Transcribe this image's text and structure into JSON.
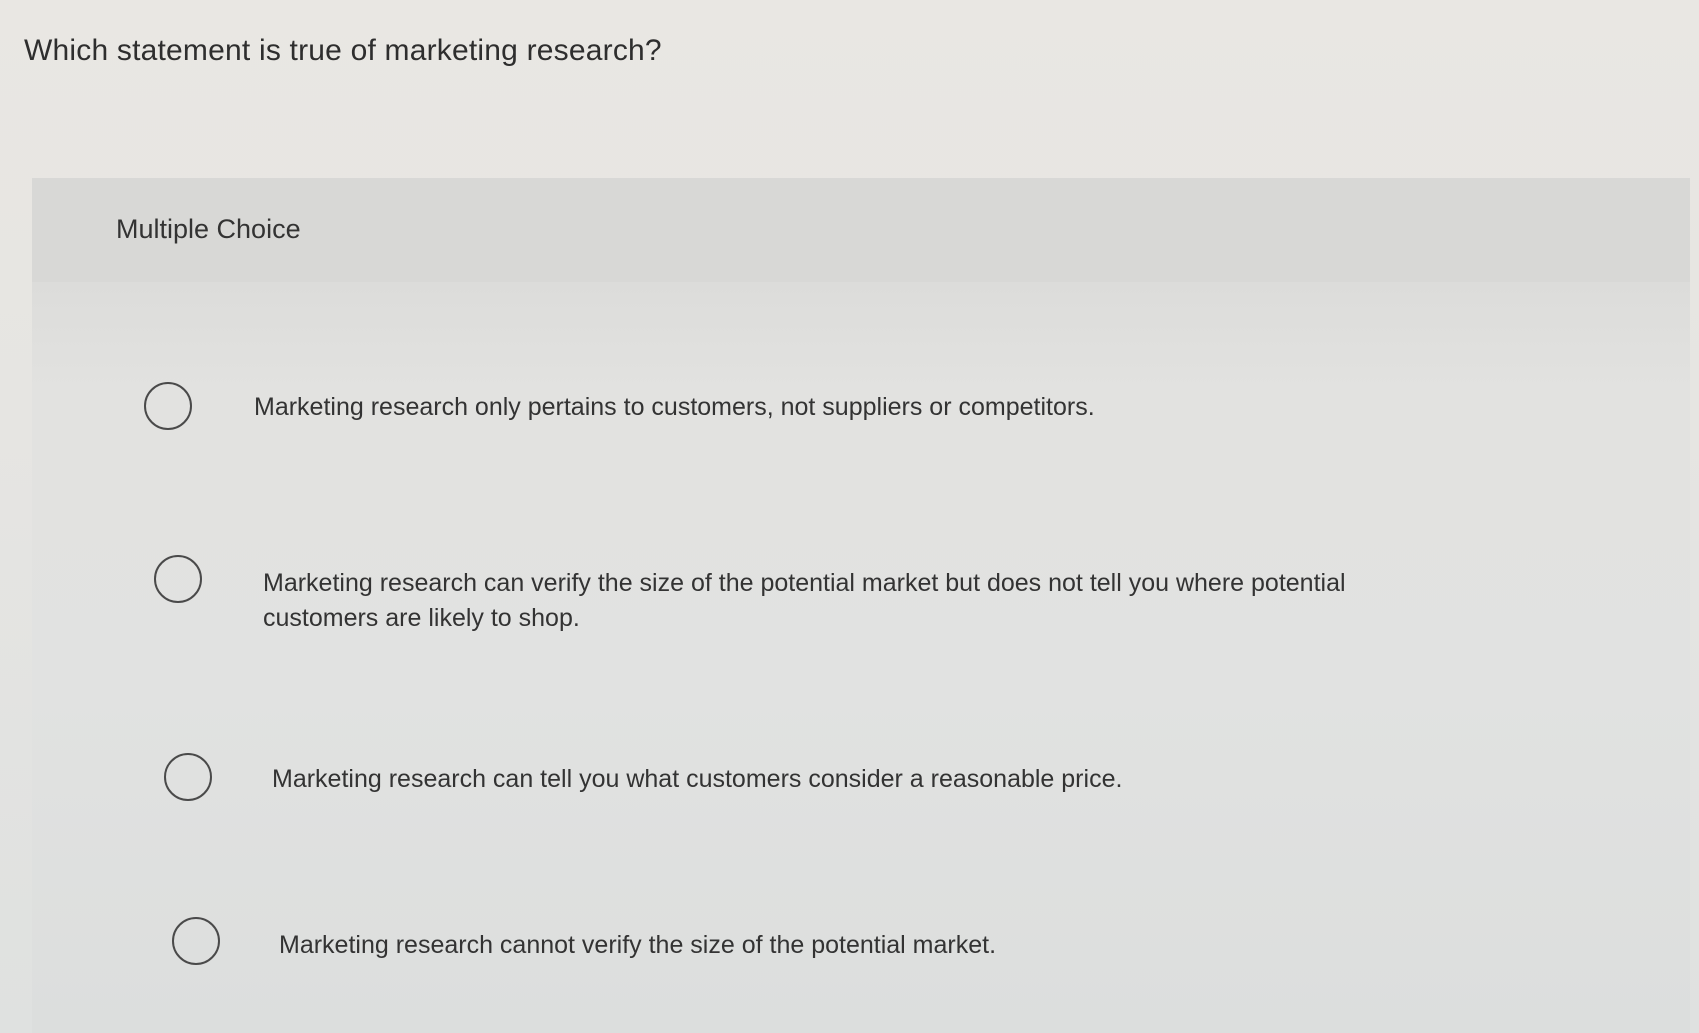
{
  "question": {
    "text": "Which statement is true of marketing research?"
  },
  "choice_block": {
    "label": "Multiple Choice",
    "options": [
      {
        "text": "Marketing research only pertains to customers, not suppliers or competitors."
      },
      {
        "text": "Marketing research can verify the size of the potential market but does not tell you where potential customers are likely to shop."
      },
      {
        "text": "Marketing research can tell you what customers consider a reasonable price."
      },
      {
        "text": "Marketing research cannot verify the size of the potential market."
      }
    ]
  }
}
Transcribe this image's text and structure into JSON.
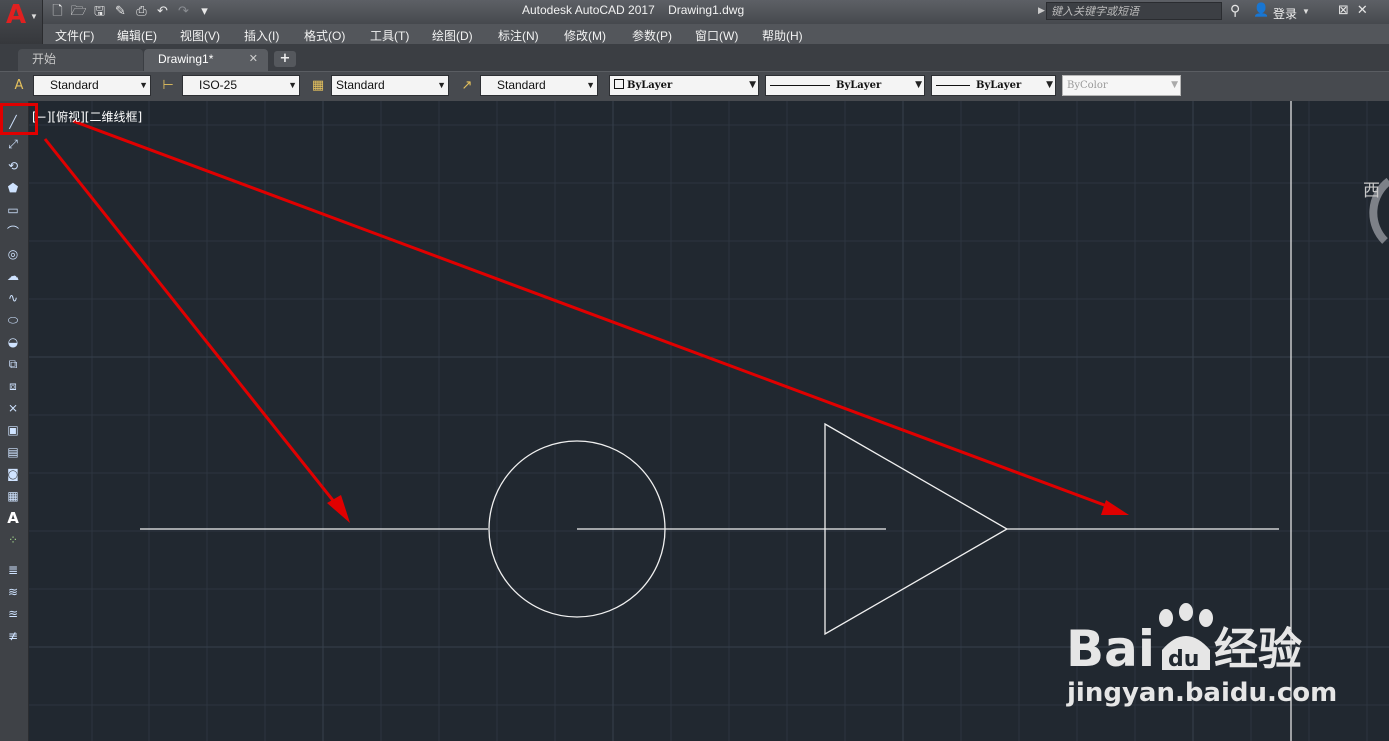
{
  "window": {
    "title": "Autodesk AutoCAD 2017    Drawing1.dwg",
    "search_placeholder": "键入关键字或短语",
    "login_label": "登录"
  },
  "menu": [
    {
      "label": "文件(F)"
    },
    {
      "label": "编辑(E)"
    },
    {
      "label": "视图(V)"
    },
    {
      "label": "插入(I)"
    },
    {
      "label": "格式(O)"
    },
    {
      "label": "工具(T)"
    },
    {
      "label": "绘图(D)"
    },
    {
      "label": "标注(N)"
    },
    {
      "label": "修改(M)"
    },
    {
      "label": "参数(P)"
    },
    {
      "label": "窗口(W)"
    },
    {
      "label": "帮助(H)"
    }
  ],
  "tabs": [
    {
      "label": "开始"
    },
    {
      "label": "Drawing1*",
      "close": "✕"
    }
  ],
  "tab_add": "+",
  "style_toolbar": {
    "text_style": "Standard",
    "dim_style": "ISO-25",
    "table_style": "Standard",
    "multileader_style": "Standard",
    "color": "ByLayer",
    "linetype": "ByLayer",
    "lineweight": "ByLayer",
    "plot_style": "ByColor"
  },
  "viewport": {
    "label": "[−][俯视][二维线框]",
    "viewcube_label": "西"
  },
  "left_toolbar_text_icon": "A",
  "watermark": {
    "logo_text_bai": "Bai",
    "logo_text_du": "du",
    "logo_text_cn": "经验",
    "url": "jingyan.baidu.com"
  },
  "colors": {
    "canvas_bg": "#212830",
    "annotation": "#e00000",
    "geometry": "#ffffff"
  }
}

=======

▸ **Task instructions**
Retype the listing exactly. Pictures do not belong in the copy.

▸ **Exercise solution**
Transcribe this image's text and structure into JSON.
{
  "question": {
    "text": "Which statement is true of marketing research?"
  },
  "choice_block": {
    "label": "Multiple Choice",
    "options": [
      {
        "text": "Marketing research only pertains to customers, not suppliers or competitors."
      },
      {
        "text": "Marketing research can verify the size of the potential market but does not tell you where potential customers are likely to shop."
      },
      {
        "text": "Marketing research can tell you what customers consider a reasonable price."
      },
      {
        "text": "Marketing research cannot verify the size of the potential market."
      }
    ]
  }
}
Transcribe this image's text and structure into JSON.
{
  "window": {
    "title": "Autodesk AutoCAD 2017    Drawing1.dwg",
    "search_placeholder": "键入关键字或短语",
    "login_label": "登录"
  },
  "menu": [
    {
      "label": "文件(F)"
    },
    {
      "label": "编辑(E)"
    },
    {
      "label": "视图(V)"
    },
    {
      "label": "插入(I)"
    },
    {
      "label": "格式(O)"
    },
    {
      "label": "工具(T)"
    },
    {
      "label": "绘图(D)"
    },
    {
      "label": "标注(N)"
    },
    {
      "label": "修改(M)"
    },
    {
      "label": "参数(P)"
    },
    {
      "label": "窗口(W)"
    },
    {
      "label": "帮助(H)"
    }
  ],
  "tabs": [
    {
      "label": "开始"
    },
    {
      "label": "Drawing1*",
      "close": "✕"
    }
  ],
  "tab_add": "+",
  "style_toolbar": {
    "text_style": "Standard",
    "dim_style": "ISO-25",
    "table_style": "Standard",
    "multileader_style": "Standard",
    "color": "ByLayer",
    "linetype": "ByLayer",
    "lineweight": "ByLayer",
    "plot_style": "ByColor"
  },
  "viewport": {
    "label": "[−][俯视][二维线框]",
    "viewcube_label": "西"
  },
  "left_toolbar_text_icon": "A",
  "watermark": {
    "logo_text_bai": "Bai",
    "logo_text_du": "du",
    "logo_text_cn": "经验",
    "url": "jingyan.baidu.com"
  },
  "colors": {
    "canvas_bg": "#212830",
    "annotation": "#e00000",
    "geometry": "#ffffff"
  }
}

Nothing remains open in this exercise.